:: EXTRACTED RECORDS ::

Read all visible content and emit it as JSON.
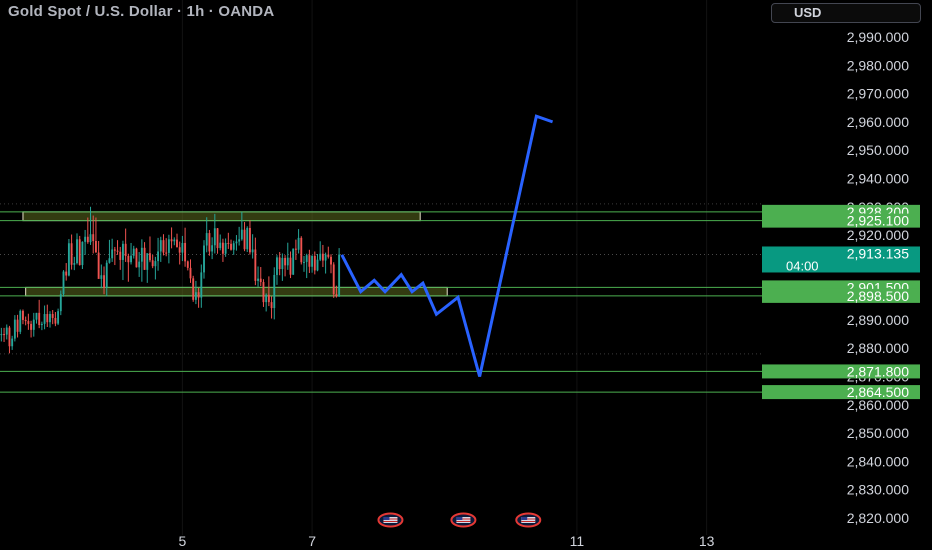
{
  "header": {
    "title": "Gold Spot / U.S. Dollar · 1h · OANDA",
    "currency": "USD"
  },
  "colors": {
    "background": "#000000",
    "up": "#26a69a",
    "down": "#ef5350",
    "level_line": "#4caf50",
    "level_tag": "#4caf50",
    "price_tag": "#089981",
    "projection": "#2962ff",
    "zone_fill": "#5d6b1f",
    "axis_text": "#d1d4dc"
  },
  "chart_data": {
    "type": "candlestick",
    "symbol": "Gold Spot / U.S. Dollar",
    "interval": "1h",
    "source": "OANDA",
    "ylim": [
      2815,
      3000
    ],
    "y_ticks": [
      2820,
      2830,
      2840,
      2850,
      2860,
      2870,
      2880,
      2890,
      2900,
      2910,
      2920,
      2930,
      2940,
      2950,
      2960,
      2970,
      2980,
      2990
    ],
    "y_tick_labels": [
      "2,820.000",
      "2,830.000",
      "2,840.000",
      "2,850.000",
      "2,860.000",
      "2,870.000",
      "2,880.000",
      "2,890.000",
      "2,900.000",
      "2,910.000",
      "2,920.000",
      "2,930.000",
      "2,940.000",
      "2,950.000",
      "2,960.000",
      "2,970.000",
      "2,980.000",
      "2,990.000"
    ],
    "x_ticks": [
      "5",
      "7",
      "11",
      "13"
    ],
    "x_tick_bars": [
      67,
      115,
      213,
      261
    ],
    "bars_total": 282,
    "horizontal_levels": [
      {
        "label": "2,928.200",
        "value": 2928.2
      },
      {
        "label": "2,925.100",
        "value": 2925.1
      },
      {
        "label": "2,901.500",
        "value": 2901.5
      },
      {
        "label": "2,898.500",
        "value": 2898.5
      },
      {
        "label": "2,871.800",
        "value": 2871.8
      },
      {
        "label": "2,864.500",
        "value": 2864.5
      }
    ],
    "current_price": {
      "label": "2,913.135",
      "countdown": "04:00",
      "value": 2913.135
    },
    "zones": [
      {
        "name": "resistance",
        "from": 2925.1,
        "to": 2928.2,
        "start_bar": 8,
        "end_bar": 155
      },
      {
        "name": "support",
        "from": 2898.5,
        "to": 2901.5,
        "start_bar": 9,
        "end_bar": 165
      }
    ],
    "projection_path": [
      {
        "bar": 126,
        "y": 2913
      },
      {
        "bar": 133,
        "y": 2900
      },
      {
        "bar": 138,
        "y": 2904
      },
      {
        "bar": 142,
        "y": 2900
      },
      {
        "bar": 148,
        "y": 2906
      },
      {
        "bar": 152,
        "y": 2900
      },
      {
        "bar": 156,
        "y": 2903
      },
      {
        "bar": 161,
        "y": 2892
      },
      {
        "bar": 169,
        "y": 2898
      },
      {
        "bar": 177,
        "y": 2870
      },
      {
        "bar": 198,
        "y": 2962
      },
      {
        "bar": 204,
        "y": 2960
      }
    ],
    "candles": [
      [
        2885.0,
        2887.2,
        2882.4,
        2885.0
      ],
      [
        2885.0,
        2887.2,
        2882.2,
        2884.8
      ],
      [
        2884.8,
        2888.4,
        2883.1,
        2887.3
      ],
      [
        2887.3,
        2887.9,
        2878.2,
        2880.7
      ],
      [
        2880.7,
        2884.4,
        2879.4,
        2883.4
      ],
      [
        2883.4,
        2891.7,
        2882.4,
        2890.1
      ],
      [
        2890.1,
        2891.8,
        2883.8,
        2885.8
      ],
      [
        2885.8,
        2893.7,
        2885.0,
        2893.2
      ],
      [
        2893.2,
        2893.7,
        2888.5,
        2890.0
      ],
      [
        2890.0,
        2891.2,
        2888.1,
        2889.6
      ],
      [
        2889.6,
        2892.2,
        2886.5,
        2888.6
      ],
      [
        2888.6,
        2889.7,
        2883.8,
        2886.5
      ],
      [
        2886.5,
        2892.5,
        2884.1,
        2890.1
      ],
      [
        2890.1,
        2892.5,
        2888.7,
        2892.5
      ],
      [
        2892.5,
        2897.1,
        2887.1,
        2888.2
      ],
      [
        2888.2,
        2889.4,
        2886.4,
        2888.6
      ],
      [
        2888.6,
        2895.1,
        2886.7,
        2892.1
      ],
      [
        2892.1,
        2895.4,
        2887.5,
        2889.2
      ],
      [
        2889.2,
        2893.1,
        2887.3,
        2892.1
      ],
      [
        2892.1,
        2893.5,
        2888.5,
        2890.7
      ],
      [
        2890.7,
        2892.8,
        2887.8,
        2888.7
      ],
      [
        2888.7,
        2894.0,
        2888.2,
        2893.1
      ],
      [
        2893.1,
        2900.4,
        2891.7,
        2899.1
      ],
      [
        2899.1,
        2907.6,
        2898.2,
        2907.1
      ],
      [
        2907.1,
        2910.1,
        2903.9,
        2905.7
      ],
      [
        2905.7,
        2918.6,
        2905.4,
        2917.1
      ],
      [
        2917.1,
        2920.2,
        2907.8,
        2909.5
      ],
      [
        2909.5,
        2912.3,
        2907.6,
        2910.1
      ],
      [
        2910.1,
        2920.6,
        2909.6,
        2918.5
      ],
      [
        2918.5,
        2919.7,
        2909.2,
        2909.4
      ],
      [
        2909.4,
        2917.8,
        2908.0,
        2917.6
      ],
      [
        2917.6,
        2921.8,
        2913.0,
        2919.4
      ],
      [
        2919.4,
        2926.2,
        2916.9,
        2917.5
      ],
      [
        2917.5,
        2930.0,
        2916.5,
        2920.3
      ],
      [
        2920.3,
        2926.9,
        2913.5,
        2917.9
      ],
      [
        2917.9,
        2926.2,
        2913.9,
        2913.8
      ],
      [
        2913.8,
        2917.9,
        2904.8,
        2904.5
      ],
      [
        2904.5,
        2909.6,
        2901.2,
        2905.8
      ],
      [
        2905.8,
        2908.9,
        2899.1,
        2901.4
      ],
      [
        2901.4,
        2911.1,
        2898.3,
        2910.2
      ],
      [
        2910.2,
        2918.3,
        2909.9,
        2911.8
      ],
      [
        2911.8,
        2918.7,
        2910.5,
        2914.9
      ],
      [
        2914.9,
        2915.8,
        2909.4,
        2914.5
      ],
      [
        2914.5,
        2918.2,
        2913.0,
        2914.1
      ],
      [
        2914.1,
        2915.8,
        2907.7,
        2911.2
      ],
      [
        2911.2,
        2918.0,
        2904.1,
        2916.9
      ],
      [
        2916.9,
        2922.3,
        2910.5,
        2912.6
      ],
      [
        2912.6,
        2913.4,
        2903.5,
        2910.4
      ],
      [
        2910.4,
        2917.2,
        2909.6,
        2912.7
      ],
      [
        2912.7,
        2916.2,
        2911.7,
        2915.2
      ],
      [
        2915.2,
        2915.5,
        2908.5,
        2908.6
      ],
      [
        2908.6,
        2914.0,
        2905.2,
        2910.6
      ],
      [
        2910.6,
        2918.5,
        2903.5,
        2915.5
      ],
      [
        2915.5,
        2917.5,
        2907.7,
        2907.7
      ],
      [
        2907.7,
        2913.3,
        2903.1,
        2913.6
      ],
      [
        2913.6,
        2919.5,
        2910.4,
        2911.1
      ],
      [
        2911.1,
        2913.0,
        2908.3,
        2909.0
      ],
      [
        2909.0,
        2912.3,
        2904.3,
        2910.8
      ],
      [
        2910.8,
        2919.0,
        2907.4,
        2914.2
      ],
      [
        2914.2,
        2919.4,
        2910.5,
        2918.2
      ],
      [
        2918.2,
        2920.3,
        2912.8,
        2913.8
      ],
      [
        2913.8,
        2918.9,
        2912.5,
        2913.7
      ],
      [
        2913.7,
        2920.1,
        2910.0,
        2918.5
      ],
      [
        2918.5,
        2922.7,
        2915.3,
        2917.8
      ],
      [
        2917.8,
        2919.2,
        2916.4,
        2918.4
      ],
      [
        2918.4,
        2920.5,
        2915.6,
        2915.7
      ],
      [
        2915.7,
        2917.7,
        2909.6,
        2913.8
      ],
      [
        2913.8,
        2919.7,
        2910.8,
        2917.2
      ],
      [
        2917.2,
        2922.6,
        2908.8,
        2910.7
      ],
      [
        2910.7,
        2911.0,
        2907.5,
        2908.4
      ],
      [
        2908.4,
        2911.4,
        2903.1,
        2904.7
      ],
      [
        2904.7,
        2905.6,
        2896.4,
        2897.1
      ],
      [
        2897.1,
        2903.8,
        2895.6,
        2899.8
      ],
      [
        2899.8,
        2901.3,
        2894.3,
        2897.9
      ],
      [
        2897.9,
        2909.6,
        2894.3,
        2906.8
      ],
      [
        2906.8,
        2918.2,
        2904.6,
        2916.3
      ],
      [
        2916.3,
        2926.3,
        2913.9,
        2920.7
      ],
      [
        2920.7,
        2921.8,
        2912.7,
        2914.2
      ],
      [
        2914.2,
        2919.2,
        2911.5,
        2916.4
      ],
      [
        2916.4,
        2927.5,
        2913.5,
        2922.4
      ],
      [
        2922.4,
        2922.5,
        2913.4,
        2915.4
      ],
      [
        2915.4,
        2920.2,
        2914.6,
        2917.3
      ],
      [
        2917.3,
        2918.7,
        2910.5,
        2913.4
      ],
      [
        2913.4,
        2918.8,
        2912.3,
        2917.2
      ],
      [
        2917.2,
        2920.8,
        2915.1,
        2916.9
      ],
      [
        2916.9,
        2918.4,
        2914.5,
        2914.8
      ],
      [
        2914.8,
        2918.0,
        2913.0,
        2917.1
      ],
      [
        2917.1,
        2920.0,
        2914.5,
        2917.7
      ],
      [
        2917.7,
        2922.9,
        2916.3,
        2918.5
      ],
      [
        2918.5,
        2928.2,
        2918.0,
        2921.9
      ],
      [
        2921.9,
        2924.6,
        2914.3,
        2915.0
      ],
      [
        2915.0,
        2923.1,
        2914.0,
        2922.5
      ],
      [
        2922.5,
        2925.2,
        2913.1,
        2913.9
      ],
      [
        2913.9,
        2920.3,
        2911.7,
        2914.9
      ],
      [
        2914.9,
        2919.1,
        2902.3,
        2903.8
      ],
      [
        2903.8,
        2908.9,
        2901.7,
        2904.6
      ],
      [
        2904.6,
        2908.7,
        2902.0,
        2903.4
      ],
      [
        2903.4,
        2904.4,
        2894.6,
        2896.3
      ],
      [
        2896.3,
        2899.4,
        2893.0,
        2898.9
      ],
      [
        2898.9,
        2905.4,
        2894.9,
        2896.3
      ],
      [
        2896.3,
        2898.3,
        2890.5,
        2894.2
      ],
      [
        2894.2,
        2908.6,
        2890.2,
        2905.9
      ],
      [
        2905.9,
        2912.9,
        2902.4,
        2912.1
      ],
      [
        2912.1,
        2914.0,
        2905.8,
        2908.0
      ],
      [
        2908.0,
        2913.5,
        2903.8,
        2911.9
      ],
      [
        2911.9,
        2912.9,
        2905.4,
        2909.3
      ],
      [
        2909.3,
        2917.3,
        2907.7,
        2912.0
      ],
      [
        2912.0,
        2914.2,
        2904.8,
        2906.0
      ],
      [
        2906.0,
        2915.3,
        2905.9,
        2915.2
      ],
      [
        2915.2,
        2918.4,
        2911.2,
        2914.8
      ],
      [
        2914.8,
        2922.1,
        2913.5,
        2919.0
      ],
      [
        2919.0,
        2919.6,
        2909.6,
        2910.4
      ],
      [
        2910.4,
        2912.6,
        2907.0,
        2910.5
      ],
      [
        2910.5,
        2913.4,
        2904.8,
        2912.9
      ],
      [
        2912.9,
        2914.8,
        2906.6,
        2908.8
      ],
      [
        2908.8,
        2912.9,
        2906.7,
        2912.6
      ],
      [
        2912.6,
        2914.2,
        2906.1,
        2907.5
      ],
      [
        2907.5,
        2913.3,
        2907.2,
        2911.3
      ],
      [
        2911.3,
        2917.8,
        2910.8,
        2913.4
      ],
      [
        2913.4,
        2916.5,
        2908.7,
        2911.0
      ],
      [
        2911.0,
        2913.8,
        2906.4,
        2913.1
      ],
      [
        2913.1,
        2915.9,
        2911.7,
        2912.3
      ],
      [
        2912.3,
        2913.2,
        2906.5,
        2909.6
      ],
      [
        2909.6,
        2910.4,
        2897.8,
        2899.1
      ],
      [
        2899.1,
        2902.1,
        2897.9,
        2898.3
      ],
      [
        2898.3,
        2915.4,
        2898.1,
        2913.1
      ]
    ]
  }
}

:::

[REQUIREMENT] All lines of the data above that include the word "Dollar" must be shown.

[TASK RESPONSE]
    "title": "Gold Spot / U.S. Dollar · 1h · OANDA",
    "symbol": "Gold Spot / U.S. Dollar",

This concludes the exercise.